═══ RECORD EXCERPTS ═══

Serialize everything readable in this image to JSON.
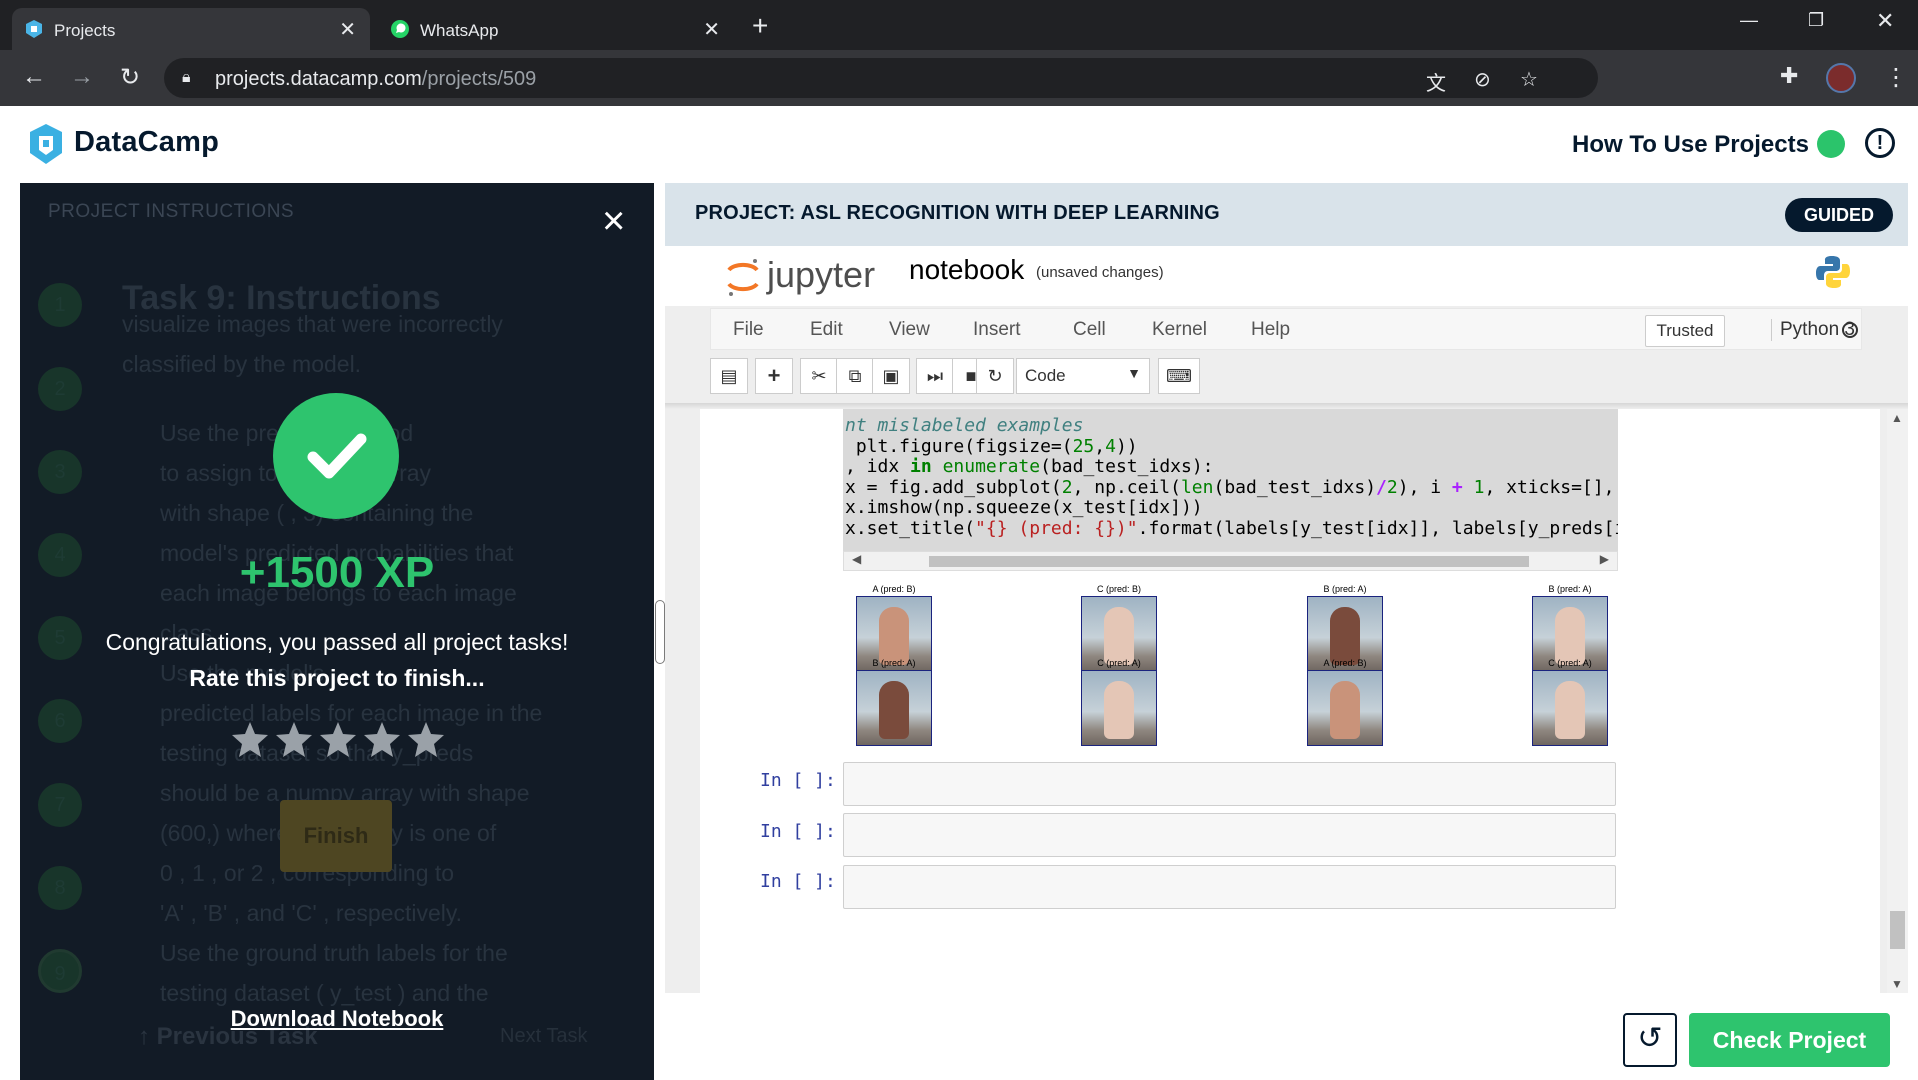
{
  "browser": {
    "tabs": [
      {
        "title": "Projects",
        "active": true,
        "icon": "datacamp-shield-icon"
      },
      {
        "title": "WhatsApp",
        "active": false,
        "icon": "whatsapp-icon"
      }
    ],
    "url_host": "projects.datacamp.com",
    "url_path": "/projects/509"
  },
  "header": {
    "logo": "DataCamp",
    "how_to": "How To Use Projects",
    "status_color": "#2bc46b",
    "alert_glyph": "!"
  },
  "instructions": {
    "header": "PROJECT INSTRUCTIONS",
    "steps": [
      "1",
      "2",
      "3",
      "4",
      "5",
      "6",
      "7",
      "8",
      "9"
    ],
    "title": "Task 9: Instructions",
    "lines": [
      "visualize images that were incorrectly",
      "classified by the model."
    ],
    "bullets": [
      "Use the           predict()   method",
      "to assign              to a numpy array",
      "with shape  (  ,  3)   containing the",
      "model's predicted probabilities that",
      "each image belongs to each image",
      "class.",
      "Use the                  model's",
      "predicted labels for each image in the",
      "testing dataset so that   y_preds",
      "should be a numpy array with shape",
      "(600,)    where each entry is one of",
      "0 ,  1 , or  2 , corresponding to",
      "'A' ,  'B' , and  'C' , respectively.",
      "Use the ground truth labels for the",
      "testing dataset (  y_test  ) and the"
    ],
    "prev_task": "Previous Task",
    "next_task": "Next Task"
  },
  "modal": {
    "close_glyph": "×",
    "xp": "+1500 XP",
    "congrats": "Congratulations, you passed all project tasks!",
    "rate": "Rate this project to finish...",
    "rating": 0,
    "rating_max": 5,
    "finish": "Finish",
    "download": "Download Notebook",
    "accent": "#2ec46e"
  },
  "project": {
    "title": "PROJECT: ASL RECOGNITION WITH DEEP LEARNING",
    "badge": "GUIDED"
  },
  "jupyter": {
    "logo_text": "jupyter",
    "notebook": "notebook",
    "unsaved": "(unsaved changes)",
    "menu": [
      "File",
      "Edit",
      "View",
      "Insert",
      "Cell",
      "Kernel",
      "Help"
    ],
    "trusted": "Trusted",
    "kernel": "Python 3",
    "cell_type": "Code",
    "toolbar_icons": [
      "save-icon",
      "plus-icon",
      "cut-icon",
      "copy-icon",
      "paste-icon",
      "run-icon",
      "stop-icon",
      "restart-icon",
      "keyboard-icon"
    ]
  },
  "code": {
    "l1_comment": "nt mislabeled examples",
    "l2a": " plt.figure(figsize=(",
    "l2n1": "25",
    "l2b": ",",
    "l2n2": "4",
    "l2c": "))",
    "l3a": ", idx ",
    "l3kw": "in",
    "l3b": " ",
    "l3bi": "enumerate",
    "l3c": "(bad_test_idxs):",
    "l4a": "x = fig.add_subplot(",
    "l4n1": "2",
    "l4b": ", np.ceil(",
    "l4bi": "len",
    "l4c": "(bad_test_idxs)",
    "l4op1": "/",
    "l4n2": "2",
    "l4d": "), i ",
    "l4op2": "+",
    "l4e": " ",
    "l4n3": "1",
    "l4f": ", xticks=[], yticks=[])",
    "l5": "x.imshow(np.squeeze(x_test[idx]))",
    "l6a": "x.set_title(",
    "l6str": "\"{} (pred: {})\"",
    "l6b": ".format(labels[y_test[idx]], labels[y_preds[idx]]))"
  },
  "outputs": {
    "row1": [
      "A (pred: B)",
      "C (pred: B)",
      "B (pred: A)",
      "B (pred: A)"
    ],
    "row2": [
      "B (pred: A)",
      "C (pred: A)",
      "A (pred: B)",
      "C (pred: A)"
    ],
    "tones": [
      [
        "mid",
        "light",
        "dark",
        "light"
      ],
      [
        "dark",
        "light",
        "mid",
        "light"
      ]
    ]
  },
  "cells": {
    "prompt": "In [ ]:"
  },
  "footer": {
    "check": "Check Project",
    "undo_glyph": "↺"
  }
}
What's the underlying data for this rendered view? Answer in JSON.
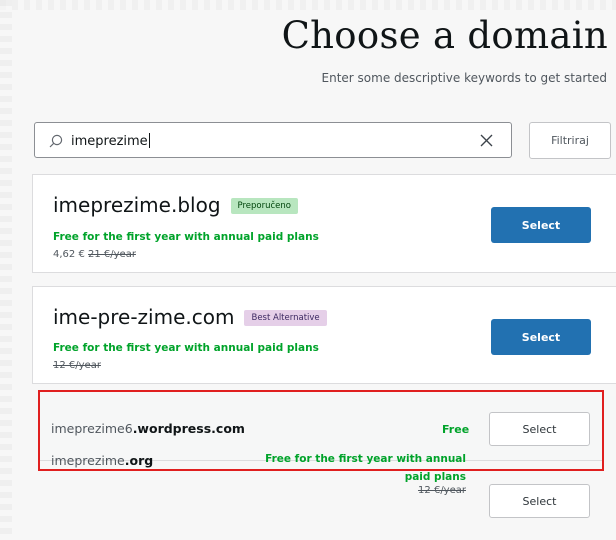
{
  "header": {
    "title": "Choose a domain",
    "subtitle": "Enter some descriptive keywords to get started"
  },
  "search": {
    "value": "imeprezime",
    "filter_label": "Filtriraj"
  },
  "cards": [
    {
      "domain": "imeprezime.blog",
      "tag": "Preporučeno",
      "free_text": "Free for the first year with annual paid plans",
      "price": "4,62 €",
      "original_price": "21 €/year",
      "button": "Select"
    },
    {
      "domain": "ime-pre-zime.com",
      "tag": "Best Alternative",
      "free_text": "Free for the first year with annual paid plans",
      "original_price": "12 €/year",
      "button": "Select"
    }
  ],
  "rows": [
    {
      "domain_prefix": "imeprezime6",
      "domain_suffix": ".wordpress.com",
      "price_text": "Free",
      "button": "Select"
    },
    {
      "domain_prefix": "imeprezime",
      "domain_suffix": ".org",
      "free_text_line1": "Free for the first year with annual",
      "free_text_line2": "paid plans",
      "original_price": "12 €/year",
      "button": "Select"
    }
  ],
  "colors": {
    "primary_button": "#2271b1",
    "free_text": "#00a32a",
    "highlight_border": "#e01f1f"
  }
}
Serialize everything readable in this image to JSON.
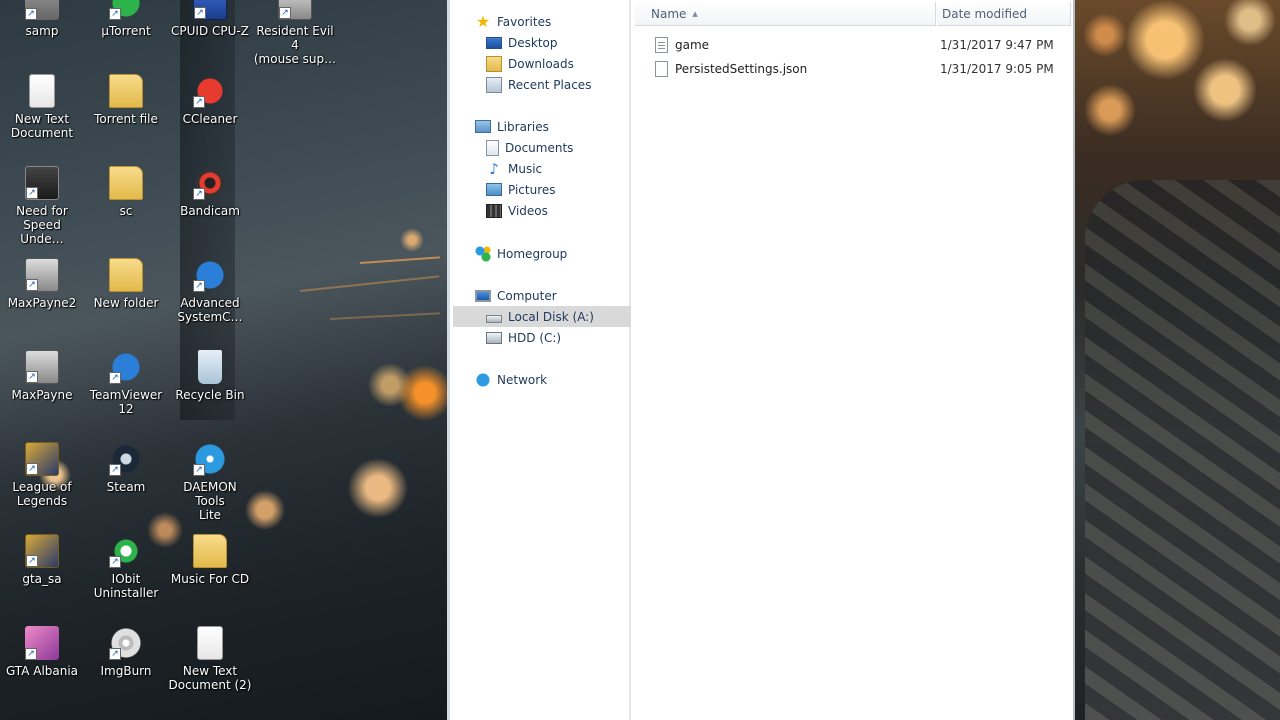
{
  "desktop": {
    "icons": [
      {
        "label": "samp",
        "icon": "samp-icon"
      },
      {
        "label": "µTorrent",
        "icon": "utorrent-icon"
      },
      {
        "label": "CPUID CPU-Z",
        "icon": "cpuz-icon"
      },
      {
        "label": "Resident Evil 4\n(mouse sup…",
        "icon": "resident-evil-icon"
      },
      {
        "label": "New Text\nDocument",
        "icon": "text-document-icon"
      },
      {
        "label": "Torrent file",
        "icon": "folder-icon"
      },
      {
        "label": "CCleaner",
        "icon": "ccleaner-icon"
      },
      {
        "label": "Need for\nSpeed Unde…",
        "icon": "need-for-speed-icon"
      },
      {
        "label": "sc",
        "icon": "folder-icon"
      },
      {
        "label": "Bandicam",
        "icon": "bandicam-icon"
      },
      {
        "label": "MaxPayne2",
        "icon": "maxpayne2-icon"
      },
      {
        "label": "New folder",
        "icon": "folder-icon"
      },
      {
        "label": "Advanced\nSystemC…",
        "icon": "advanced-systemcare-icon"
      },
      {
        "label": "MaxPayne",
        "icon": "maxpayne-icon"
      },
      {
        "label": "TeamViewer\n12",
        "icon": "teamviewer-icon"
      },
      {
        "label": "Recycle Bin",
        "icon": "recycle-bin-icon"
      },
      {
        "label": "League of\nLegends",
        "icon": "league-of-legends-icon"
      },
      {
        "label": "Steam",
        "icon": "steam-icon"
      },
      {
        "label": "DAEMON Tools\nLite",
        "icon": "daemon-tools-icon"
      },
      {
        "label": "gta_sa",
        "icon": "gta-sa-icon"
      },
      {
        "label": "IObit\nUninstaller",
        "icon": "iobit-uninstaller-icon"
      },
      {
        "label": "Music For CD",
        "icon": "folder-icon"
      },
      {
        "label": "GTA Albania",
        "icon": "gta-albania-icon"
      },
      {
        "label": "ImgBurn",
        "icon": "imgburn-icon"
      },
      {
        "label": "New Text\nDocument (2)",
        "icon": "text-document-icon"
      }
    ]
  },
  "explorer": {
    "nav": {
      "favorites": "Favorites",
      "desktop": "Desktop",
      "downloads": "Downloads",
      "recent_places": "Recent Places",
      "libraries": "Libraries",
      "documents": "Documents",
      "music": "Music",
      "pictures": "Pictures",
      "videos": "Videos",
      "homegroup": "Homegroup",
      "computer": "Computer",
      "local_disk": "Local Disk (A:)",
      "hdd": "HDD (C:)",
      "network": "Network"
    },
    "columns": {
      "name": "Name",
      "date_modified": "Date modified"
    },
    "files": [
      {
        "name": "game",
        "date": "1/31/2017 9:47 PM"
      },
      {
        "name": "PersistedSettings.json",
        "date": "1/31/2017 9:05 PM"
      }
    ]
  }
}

═══

• WHAT THE TASK ASKS: Search the data for "labels". Copy every matching line.

• WRITTEN SOLUTION:
      "predicted labels for each image in the",
      "Use the ground truth labels for the",
    "l6b": ".format(labels[y_test[idx]], labels[y_preds[idx]]))"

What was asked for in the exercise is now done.